Filter for the word "icon" and keep each matching line.
-- Start Stored data --
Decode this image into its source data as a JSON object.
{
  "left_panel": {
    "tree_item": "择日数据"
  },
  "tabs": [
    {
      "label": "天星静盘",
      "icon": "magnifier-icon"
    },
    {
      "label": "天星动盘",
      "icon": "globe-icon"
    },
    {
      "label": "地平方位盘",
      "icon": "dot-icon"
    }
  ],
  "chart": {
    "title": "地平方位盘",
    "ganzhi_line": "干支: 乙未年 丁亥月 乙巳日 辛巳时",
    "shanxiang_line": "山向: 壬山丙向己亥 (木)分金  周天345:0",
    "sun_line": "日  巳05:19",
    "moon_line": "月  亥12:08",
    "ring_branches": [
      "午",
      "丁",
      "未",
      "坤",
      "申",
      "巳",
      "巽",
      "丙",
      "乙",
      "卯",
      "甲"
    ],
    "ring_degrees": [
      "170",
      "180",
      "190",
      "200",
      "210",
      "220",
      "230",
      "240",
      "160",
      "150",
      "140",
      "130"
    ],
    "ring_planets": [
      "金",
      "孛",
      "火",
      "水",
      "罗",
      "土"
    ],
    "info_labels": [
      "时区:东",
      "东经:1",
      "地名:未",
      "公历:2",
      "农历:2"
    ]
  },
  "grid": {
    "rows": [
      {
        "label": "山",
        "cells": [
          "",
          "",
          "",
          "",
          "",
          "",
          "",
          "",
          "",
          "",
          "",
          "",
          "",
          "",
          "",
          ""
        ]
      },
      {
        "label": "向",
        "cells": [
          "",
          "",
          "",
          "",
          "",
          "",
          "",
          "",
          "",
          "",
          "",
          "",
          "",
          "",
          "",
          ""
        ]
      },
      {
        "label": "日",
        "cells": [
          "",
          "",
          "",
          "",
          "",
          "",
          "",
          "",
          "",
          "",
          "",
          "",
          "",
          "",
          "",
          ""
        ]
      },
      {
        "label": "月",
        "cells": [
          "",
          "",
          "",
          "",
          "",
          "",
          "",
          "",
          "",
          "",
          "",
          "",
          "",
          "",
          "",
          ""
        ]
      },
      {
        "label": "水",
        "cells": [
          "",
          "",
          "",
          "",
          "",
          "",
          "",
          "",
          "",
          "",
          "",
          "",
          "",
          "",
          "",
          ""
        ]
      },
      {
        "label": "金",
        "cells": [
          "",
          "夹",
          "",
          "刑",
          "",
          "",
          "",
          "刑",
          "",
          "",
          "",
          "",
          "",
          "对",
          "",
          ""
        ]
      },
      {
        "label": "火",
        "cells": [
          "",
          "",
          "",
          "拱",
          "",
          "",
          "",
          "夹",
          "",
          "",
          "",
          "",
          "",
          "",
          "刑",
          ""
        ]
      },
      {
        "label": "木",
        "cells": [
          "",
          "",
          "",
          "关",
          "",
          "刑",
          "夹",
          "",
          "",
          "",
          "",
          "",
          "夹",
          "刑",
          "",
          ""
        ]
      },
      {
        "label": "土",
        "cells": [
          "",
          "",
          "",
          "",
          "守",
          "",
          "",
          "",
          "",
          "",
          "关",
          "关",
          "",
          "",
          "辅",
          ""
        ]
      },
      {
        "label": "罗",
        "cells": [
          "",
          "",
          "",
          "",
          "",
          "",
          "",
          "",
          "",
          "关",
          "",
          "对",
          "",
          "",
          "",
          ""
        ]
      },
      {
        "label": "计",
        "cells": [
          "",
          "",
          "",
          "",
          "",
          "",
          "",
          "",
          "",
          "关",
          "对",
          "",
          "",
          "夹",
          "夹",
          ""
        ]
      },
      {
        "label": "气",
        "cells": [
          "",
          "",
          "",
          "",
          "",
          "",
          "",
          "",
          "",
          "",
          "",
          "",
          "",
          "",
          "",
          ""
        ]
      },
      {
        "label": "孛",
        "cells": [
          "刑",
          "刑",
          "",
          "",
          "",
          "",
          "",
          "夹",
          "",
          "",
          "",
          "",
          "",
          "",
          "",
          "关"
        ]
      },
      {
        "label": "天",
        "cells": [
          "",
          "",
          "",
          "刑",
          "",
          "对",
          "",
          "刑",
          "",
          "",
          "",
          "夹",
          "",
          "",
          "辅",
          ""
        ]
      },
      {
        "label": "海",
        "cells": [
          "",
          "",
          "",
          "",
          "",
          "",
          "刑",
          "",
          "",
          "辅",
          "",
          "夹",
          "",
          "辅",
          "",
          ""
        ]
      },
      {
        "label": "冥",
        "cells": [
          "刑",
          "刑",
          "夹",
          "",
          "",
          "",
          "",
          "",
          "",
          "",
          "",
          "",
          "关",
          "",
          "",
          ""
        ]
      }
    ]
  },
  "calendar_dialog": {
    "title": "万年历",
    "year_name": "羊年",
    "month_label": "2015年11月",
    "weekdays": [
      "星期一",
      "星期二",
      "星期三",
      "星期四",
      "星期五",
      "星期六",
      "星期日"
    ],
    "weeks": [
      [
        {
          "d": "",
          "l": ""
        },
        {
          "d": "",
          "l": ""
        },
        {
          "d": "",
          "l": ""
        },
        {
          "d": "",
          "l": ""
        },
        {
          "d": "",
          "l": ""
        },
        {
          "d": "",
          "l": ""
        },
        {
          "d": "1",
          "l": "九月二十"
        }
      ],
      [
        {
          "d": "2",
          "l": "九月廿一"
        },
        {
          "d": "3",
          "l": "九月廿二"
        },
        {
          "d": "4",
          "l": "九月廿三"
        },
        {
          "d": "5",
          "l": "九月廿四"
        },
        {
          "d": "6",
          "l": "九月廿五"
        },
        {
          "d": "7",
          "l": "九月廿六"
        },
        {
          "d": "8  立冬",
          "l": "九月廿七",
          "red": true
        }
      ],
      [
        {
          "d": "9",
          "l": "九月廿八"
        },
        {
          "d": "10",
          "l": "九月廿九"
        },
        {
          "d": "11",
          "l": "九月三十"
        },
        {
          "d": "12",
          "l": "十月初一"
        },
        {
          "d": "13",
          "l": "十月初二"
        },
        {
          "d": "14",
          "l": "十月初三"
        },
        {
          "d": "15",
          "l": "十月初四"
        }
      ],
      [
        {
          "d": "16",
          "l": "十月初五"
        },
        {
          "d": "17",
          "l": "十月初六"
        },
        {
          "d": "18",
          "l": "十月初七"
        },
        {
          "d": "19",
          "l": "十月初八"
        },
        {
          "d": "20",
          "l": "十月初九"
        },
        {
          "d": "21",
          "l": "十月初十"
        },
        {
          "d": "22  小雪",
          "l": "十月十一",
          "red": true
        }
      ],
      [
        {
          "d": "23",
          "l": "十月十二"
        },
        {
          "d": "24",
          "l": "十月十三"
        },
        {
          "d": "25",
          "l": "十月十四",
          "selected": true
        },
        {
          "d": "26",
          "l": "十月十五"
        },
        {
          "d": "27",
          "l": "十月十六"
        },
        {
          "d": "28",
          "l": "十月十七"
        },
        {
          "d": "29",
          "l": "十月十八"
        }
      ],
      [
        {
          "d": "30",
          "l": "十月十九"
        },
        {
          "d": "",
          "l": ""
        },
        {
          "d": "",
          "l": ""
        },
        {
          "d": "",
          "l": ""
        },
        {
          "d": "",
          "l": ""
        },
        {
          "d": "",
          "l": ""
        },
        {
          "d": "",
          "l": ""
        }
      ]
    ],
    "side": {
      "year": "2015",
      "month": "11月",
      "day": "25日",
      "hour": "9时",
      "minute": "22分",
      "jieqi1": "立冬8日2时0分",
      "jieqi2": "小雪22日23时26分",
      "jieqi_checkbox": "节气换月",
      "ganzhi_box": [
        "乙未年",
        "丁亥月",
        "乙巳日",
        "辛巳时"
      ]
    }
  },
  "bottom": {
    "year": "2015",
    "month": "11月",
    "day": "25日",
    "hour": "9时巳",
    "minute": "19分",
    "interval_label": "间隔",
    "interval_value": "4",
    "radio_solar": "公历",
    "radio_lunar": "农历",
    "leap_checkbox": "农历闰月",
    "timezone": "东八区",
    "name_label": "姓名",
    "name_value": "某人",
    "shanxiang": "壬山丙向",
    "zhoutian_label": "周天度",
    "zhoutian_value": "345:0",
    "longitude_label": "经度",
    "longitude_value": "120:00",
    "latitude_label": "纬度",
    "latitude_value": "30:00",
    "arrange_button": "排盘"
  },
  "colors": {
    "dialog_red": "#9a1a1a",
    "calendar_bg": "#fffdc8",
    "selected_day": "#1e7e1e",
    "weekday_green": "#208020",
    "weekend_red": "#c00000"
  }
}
-- End Stored data --
**Output**
      "icon": "magnifier-icon"
      "icon": "globe-icon"
      "icon": "dot-icon"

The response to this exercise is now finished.